:: SUPPLIED INFORMATION

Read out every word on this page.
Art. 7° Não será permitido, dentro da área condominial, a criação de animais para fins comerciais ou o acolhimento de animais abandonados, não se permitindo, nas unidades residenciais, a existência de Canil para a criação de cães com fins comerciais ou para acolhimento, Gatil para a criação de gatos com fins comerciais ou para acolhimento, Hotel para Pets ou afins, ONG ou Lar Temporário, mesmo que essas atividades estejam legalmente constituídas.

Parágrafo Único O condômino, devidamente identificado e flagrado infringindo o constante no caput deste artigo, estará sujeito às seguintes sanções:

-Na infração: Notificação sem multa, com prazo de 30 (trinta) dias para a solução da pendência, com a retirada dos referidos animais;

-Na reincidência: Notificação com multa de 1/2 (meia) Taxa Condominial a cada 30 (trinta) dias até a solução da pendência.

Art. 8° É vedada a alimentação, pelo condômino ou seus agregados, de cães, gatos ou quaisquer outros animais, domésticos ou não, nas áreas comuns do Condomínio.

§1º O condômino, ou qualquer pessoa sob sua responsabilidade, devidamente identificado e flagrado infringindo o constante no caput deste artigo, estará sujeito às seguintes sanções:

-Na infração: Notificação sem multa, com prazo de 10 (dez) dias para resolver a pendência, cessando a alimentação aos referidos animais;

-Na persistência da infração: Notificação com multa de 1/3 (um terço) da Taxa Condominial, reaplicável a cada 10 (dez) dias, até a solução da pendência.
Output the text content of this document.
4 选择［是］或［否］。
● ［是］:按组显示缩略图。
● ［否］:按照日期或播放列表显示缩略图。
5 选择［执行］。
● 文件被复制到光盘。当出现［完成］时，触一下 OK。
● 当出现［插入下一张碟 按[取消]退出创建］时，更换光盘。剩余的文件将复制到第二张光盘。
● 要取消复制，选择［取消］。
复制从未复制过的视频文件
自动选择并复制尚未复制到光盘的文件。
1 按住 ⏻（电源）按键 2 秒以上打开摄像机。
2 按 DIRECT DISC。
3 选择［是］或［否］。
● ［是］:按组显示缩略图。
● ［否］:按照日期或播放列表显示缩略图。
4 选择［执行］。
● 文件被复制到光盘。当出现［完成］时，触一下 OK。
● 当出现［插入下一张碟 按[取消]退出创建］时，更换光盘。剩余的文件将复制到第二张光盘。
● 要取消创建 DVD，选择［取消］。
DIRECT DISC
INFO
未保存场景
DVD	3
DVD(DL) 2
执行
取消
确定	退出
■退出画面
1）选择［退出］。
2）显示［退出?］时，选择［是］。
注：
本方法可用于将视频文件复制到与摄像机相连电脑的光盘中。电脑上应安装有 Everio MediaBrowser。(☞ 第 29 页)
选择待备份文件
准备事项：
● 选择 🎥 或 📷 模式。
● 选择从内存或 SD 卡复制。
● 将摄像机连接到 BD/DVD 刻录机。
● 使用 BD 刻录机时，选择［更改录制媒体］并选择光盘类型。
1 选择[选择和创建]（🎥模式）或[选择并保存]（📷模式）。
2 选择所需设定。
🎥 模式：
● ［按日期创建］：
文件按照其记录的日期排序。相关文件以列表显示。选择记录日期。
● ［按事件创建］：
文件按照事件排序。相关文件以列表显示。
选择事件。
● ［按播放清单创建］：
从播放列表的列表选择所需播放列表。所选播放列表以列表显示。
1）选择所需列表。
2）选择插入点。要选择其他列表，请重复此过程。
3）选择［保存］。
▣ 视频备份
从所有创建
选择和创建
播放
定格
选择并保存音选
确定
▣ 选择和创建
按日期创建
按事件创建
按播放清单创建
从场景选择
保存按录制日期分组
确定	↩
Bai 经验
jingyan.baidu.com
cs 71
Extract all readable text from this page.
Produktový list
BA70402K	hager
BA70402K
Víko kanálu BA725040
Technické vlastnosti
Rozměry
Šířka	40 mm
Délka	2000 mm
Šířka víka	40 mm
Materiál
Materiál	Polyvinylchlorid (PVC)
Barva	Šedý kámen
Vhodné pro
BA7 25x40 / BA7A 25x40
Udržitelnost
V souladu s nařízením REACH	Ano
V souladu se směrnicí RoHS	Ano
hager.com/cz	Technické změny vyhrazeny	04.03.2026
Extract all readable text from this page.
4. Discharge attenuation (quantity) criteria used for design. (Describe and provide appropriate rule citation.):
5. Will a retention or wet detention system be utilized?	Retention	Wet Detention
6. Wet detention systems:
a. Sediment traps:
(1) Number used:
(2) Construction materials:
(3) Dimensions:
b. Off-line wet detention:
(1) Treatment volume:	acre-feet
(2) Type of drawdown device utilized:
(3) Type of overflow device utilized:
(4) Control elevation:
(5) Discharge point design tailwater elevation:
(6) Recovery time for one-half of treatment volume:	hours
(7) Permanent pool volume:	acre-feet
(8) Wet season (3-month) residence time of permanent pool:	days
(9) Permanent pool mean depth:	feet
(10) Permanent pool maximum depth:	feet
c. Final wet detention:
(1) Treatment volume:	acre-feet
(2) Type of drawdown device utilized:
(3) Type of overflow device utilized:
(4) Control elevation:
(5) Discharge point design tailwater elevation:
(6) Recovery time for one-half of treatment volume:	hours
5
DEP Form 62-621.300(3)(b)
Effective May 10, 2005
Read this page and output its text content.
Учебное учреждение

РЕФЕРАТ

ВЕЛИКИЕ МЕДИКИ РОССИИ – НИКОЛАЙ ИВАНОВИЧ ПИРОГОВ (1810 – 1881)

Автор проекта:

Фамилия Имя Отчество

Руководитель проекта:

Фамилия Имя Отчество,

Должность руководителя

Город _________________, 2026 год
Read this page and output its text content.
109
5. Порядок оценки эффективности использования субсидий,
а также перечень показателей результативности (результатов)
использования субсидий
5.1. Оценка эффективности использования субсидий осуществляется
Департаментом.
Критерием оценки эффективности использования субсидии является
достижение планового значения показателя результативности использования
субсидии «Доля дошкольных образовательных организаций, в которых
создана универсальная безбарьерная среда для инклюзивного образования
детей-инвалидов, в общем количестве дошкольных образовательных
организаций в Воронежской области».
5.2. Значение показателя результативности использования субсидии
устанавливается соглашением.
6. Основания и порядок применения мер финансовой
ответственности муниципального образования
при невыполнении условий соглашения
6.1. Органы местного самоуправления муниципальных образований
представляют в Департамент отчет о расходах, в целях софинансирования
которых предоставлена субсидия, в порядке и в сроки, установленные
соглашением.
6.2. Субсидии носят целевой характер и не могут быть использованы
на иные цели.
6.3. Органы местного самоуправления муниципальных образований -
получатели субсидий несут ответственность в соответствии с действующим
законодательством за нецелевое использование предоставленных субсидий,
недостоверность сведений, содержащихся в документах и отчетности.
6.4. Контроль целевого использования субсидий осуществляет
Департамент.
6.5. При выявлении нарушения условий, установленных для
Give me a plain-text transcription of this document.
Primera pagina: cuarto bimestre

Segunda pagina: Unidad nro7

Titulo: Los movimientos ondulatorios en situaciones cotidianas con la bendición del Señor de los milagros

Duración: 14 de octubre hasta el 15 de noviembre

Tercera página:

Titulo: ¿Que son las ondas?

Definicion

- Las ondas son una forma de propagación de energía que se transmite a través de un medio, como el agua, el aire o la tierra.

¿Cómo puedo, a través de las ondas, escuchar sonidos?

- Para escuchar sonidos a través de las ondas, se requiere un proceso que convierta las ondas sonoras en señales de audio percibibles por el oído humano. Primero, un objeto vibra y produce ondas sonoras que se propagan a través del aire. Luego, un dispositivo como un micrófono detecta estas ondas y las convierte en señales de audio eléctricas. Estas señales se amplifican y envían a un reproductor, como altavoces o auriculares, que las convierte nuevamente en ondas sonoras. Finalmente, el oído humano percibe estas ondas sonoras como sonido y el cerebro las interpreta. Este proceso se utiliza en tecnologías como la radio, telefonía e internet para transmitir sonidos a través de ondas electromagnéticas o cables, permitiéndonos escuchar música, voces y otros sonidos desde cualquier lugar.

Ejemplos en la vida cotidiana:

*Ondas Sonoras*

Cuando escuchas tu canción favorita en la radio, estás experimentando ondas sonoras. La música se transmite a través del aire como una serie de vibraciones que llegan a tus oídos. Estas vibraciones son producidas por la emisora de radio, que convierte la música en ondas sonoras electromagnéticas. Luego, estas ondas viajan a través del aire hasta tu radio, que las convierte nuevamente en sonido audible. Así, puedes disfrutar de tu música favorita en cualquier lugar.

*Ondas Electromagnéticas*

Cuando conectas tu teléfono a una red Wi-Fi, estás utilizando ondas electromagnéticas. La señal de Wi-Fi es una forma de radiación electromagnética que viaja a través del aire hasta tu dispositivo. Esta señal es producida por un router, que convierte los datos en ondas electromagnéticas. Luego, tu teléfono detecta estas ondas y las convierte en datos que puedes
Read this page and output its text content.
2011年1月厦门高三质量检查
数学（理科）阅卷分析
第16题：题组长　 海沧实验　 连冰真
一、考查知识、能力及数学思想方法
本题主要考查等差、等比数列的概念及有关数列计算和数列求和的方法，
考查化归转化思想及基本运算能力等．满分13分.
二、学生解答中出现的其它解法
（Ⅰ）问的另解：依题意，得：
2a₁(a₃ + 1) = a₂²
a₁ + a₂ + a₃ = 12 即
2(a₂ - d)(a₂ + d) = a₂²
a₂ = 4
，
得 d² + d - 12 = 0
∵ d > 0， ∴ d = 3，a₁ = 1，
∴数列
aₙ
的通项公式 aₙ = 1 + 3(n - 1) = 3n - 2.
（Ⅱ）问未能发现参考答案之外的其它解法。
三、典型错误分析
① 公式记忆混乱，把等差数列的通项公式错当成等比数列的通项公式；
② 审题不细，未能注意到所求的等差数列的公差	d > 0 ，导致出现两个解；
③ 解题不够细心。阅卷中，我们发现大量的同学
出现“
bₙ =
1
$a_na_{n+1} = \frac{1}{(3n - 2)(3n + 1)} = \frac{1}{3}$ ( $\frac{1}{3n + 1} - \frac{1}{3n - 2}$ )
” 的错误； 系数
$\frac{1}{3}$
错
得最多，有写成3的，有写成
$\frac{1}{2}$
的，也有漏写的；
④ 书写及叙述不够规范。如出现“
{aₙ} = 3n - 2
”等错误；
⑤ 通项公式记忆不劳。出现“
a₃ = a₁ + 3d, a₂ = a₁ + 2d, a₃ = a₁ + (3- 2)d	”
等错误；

::::

Where a line in the entries holds "document", copy that line.

Output the text content of this document.
Give me a plain-text transcription of this document.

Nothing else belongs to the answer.